Given instruction: Copy out each line of the data holding "Metall".

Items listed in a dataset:
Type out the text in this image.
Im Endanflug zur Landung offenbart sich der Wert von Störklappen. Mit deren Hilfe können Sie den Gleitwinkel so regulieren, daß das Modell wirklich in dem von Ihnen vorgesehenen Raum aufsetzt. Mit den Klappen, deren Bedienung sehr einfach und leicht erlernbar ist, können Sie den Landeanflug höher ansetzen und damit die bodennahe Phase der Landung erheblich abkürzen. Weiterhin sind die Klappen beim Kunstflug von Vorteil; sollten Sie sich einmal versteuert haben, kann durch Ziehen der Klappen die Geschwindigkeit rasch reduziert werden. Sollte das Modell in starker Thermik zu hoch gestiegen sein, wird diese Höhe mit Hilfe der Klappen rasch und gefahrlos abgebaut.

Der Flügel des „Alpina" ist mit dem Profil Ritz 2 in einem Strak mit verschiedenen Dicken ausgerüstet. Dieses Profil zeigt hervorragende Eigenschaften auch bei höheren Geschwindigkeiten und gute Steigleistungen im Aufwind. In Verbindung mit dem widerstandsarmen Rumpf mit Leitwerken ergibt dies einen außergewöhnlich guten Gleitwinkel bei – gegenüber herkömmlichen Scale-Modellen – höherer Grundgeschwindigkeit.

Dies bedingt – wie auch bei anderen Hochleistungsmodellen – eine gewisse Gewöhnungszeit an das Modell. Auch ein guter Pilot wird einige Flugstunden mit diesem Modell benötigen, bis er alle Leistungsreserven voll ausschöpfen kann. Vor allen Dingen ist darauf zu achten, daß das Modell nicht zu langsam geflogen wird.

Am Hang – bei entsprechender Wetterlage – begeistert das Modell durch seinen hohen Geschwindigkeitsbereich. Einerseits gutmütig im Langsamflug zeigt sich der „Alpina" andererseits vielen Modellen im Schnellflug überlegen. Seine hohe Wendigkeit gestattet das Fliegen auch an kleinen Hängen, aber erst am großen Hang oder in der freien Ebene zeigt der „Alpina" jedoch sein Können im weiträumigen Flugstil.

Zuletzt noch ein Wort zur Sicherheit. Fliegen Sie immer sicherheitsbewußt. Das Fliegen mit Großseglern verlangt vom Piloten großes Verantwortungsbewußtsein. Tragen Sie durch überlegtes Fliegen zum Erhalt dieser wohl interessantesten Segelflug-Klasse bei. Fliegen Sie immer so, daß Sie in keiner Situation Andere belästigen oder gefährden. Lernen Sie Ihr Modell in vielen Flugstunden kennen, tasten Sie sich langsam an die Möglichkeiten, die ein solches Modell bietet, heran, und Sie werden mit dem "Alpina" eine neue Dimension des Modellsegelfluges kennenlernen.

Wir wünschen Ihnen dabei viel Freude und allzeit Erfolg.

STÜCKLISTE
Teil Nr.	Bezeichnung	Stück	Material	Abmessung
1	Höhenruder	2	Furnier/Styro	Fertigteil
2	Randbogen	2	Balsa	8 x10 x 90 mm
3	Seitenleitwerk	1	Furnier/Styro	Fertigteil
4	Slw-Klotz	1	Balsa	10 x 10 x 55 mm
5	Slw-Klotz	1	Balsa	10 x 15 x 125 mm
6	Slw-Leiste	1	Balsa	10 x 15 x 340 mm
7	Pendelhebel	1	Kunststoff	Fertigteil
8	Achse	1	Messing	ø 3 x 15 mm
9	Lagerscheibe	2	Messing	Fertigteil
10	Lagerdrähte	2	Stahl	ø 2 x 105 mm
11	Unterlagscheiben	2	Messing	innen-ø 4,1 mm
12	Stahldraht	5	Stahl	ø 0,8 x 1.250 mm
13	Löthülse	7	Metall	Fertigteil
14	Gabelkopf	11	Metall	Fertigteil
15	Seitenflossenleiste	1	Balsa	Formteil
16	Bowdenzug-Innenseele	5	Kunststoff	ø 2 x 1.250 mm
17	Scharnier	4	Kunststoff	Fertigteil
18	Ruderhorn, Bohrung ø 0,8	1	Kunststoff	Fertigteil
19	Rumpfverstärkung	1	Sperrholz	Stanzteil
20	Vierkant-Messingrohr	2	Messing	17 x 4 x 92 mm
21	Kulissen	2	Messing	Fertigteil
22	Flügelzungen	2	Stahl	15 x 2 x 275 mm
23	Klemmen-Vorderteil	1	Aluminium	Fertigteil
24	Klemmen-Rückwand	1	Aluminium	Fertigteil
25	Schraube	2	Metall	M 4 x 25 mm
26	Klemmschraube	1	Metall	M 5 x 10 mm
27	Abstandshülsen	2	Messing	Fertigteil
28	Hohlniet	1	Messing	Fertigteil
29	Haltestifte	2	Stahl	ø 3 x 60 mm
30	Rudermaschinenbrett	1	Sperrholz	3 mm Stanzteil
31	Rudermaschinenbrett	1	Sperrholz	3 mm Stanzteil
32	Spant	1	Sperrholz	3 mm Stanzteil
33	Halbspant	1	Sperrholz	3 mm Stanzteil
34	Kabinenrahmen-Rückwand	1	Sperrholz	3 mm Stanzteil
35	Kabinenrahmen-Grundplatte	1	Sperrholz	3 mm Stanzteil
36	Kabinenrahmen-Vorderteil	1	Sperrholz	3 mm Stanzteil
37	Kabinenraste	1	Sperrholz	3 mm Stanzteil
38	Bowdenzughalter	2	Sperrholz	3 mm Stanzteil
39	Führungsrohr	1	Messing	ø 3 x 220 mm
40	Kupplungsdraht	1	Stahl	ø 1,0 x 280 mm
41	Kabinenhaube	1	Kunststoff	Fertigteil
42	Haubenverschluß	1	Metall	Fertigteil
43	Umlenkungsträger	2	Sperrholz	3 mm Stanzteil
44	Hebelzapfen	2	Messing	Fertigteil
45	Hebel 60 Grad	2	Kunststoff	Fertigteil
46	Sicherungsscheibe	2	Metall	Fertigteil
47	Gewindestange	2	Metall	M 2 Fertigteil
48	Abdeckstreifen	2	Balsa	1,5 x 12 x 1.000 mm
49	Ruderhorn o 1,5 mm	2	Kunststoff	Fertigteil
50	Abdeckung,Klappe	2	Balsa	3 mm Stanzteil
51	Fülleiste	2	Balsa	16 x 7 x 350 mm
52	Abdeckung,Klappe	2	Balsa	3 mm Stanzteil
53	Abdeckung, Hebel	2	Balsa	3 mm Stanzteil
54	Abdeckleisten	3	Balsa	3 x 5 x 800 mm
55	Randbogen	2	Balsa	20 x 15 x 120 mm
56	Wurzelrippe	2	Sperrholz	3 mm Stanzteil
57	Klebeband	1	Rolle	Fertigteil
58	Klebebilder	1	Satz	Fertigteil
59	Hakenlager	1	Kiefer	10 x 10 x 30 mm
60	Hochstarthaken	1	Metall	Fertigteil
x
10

Solution below:
13	Löthülse	7	Metall	Fertigteil
14	Gabelkopf	11	Metall	Fertigteil
25	Schraube	2	Metall	M 4 x 25 mm
26	Klemmschraube	1	Metall	M 5 x 10 mm
42	Haubenverschluß	1	Metall	Fertigteil
46	Sicherungsscheibe	2	Metall	Fertigteil
47	Gewindestange	2	Metall	M 2 Fertigteil
60	Hochstarthaken	1	Metall	Fertigteil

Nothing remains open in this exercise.